Start of DATA IN THIS EXERCISE

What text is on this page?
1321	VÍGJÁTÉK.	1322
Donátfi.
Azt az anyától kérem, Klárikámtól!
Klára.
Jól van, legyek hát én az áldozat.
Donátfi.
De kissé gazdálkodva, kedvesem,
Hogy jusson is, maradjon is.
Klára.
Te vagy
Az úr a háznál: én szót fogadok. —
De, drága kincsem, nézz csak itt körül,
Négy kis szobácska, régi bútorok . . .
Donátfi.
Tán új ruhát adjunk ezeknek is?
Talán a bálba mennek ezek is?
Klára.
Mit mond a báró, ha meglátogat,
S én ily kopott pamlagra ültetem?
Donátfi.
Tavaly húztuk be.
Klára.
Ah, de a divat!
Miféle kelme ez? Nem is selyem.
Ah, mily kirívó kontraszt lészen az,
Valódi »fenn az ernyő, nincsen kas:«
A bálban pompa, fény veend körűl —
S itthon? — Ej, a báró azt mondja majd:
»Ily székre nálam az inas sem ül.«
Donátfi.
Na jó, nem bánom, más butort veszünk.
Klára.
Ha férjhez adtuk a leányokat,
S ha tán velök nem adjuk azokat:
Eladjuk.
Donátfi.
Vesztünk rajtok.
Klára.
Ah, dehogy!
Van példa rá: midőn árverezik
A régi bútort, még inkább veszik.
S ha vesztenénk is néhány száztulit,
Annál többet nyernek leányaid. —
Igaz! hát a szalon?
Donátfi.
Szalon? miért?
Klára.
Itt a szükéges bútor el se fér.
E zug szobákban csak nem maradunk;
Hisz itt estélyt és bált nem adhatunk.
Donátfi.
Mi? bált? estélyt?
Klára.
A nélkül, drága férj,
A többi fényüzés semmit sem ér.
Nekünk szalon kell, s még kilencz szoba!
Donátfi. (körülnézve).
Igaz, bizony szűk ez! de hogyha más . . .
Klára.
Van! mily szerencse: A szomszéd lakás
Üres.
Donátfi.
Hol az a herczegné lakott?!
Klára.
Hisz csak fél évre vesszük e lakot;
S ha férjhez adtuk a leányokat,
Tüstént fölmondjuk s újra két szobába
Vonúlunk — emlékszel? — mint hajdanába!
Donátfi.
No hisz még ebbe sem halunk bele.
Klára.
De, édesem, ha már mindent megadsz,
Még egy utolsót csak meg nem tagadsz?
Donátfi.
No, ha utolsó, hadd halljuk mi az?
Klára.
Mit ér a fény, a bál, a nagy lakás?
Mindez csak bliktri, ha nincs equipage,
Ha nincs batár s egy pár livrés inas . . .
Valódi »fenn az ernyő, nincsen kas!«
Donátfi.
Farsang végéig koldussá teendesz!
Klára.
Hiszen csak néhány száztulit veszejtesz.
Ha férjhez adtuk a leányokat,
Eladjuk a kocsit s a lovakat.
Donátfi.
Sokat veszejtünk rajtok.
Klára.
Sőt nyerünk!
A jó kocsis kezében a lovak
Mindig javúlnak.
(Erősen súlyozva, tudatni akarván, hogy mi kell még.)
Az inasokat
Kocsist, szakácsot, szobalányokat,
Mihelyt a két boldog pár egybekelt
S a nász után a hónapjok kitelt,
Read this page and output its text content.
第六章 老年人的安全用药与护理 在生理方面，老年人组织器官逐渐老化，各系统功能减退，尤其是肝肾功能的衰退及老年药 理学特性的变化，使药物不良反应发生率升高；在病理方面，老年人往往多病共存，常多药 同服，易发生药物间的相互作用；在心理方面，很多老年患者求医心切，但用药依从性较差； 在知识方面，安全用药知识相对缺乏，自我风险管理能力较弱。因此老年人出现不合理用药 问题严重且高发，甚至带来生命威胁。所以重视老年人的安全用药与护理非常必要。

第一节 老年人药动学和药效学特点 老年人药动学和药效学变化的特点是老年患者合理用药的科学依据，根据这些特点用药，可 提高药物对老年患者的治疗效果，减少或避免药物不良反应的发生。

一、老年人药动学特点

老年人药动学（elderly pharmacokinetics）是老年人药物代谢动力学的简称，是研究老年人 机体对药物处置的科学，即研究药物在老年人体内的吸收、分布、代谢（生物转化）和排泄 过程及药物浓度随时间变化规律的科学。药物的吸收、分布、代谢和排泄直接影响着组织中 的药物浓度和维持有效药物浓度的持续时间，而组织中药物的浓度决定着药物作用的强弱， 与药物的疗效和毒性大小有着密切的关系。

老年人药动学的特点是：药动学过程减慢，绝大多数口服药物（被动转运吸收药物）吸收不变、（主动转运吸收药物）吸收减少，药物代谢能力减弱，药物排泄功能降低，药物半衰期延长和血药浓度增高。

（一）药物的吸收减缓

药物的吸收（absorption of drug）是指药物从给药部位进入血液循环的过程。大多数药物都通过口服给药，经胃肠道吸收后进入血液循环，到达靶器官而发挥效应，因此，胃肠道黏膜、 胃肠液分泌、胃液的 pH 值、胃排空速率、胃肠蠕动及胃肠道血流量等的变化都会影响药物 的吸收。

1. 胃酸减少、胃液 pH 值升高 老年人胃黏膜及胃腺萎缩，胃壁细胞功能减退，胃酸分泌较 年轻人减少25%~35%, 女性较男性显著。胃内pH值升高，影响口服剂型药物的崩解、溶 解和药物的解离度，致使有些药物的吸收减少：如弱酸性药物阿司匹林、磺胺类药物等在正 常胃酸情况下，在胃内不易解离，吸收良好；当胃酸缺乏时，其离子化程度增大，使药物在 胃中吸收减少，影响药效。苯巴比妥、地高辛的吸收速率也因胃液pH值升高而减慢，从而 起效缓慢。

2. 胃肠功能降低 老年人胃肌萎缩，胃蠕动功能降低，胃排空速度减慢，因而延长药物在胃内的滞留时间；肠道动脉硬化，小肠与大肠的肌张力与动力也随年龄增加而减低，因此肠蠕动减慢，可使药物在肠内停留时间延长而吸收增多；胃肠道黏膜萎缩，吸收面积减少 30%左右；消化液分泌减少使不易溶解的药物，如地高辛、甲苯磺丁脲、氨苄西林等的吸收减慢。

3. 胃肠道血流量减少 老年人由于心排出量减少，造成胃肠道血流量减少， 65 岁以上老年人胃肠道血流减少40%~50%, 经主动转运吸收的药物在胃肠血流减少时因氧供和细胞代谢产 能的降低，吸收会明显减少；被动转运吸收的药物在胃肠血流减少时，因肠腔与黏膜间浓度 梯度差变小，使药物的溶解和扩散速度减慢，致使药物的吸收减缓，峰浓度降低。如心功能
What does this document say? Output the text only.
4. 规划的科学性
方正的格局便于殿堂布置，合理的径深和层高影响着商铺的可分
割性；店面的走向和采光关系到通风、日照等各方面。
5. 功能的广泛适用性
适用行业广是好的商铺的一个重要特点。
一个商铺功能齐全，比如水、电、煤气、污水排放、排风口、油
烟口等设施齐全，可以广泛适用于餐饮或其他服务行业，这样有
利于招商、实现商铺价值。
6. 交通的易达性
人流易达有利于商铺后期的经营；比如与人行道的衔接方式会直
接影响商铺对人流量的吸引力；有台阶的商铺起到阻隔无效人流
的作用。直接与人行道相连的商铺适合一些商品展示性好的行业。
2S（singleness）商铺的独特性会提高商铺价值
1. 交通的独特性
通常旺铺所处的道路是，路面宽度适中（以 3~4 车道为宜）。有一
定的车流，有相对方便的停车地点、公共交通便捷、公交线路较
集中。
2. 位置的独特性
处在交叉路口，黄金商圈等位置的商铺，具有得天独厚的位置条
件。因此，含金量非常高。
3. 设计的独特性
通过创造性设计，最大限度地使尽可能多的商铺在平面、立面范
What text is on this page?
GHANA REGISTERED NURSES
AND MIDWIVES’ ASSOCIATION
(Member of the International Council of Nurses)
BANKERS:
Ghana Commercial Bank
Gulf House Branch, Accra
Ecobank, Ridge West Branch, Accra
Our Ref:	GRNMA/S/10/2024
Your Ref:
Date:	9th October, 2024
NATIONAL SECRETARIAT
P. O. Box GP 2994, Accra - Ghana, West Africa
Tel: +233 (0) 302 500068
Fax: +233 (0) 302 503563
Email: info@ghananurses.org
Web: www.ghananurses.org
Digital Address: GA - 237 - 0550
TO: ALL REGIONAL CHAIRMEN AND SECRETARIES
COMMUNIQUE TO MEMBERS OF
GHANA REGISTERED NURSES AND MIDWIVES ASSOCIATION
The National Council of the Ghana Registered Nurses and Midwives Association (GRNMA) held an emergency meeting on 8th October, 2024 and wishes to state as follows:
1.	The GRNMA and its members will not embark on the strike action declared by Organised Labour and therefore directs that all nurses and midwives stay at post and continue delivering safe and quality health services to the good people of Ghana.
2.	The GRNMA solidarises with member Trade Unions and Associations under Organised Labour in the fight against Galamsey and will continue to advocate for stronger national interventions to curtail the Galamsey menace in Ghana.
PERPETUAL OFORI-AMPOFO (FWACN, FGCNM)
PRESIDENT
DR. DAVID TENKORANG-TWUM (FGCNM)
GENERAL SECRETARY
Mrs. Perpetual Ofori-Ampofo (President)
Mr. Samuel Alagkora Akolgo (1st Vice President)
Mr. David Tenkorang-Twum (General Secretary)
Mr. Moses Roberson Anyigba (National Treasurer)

End of DATA IN THIS EXERCISE

WHAT IS EXPECTED: Where a line above includes "Valódi", copy that line.

CORRECT OUTPUT:
Valódi »fenn az ernyő, nincsen kas:«
Valódi »fenn az ernyő, nincsen kas!«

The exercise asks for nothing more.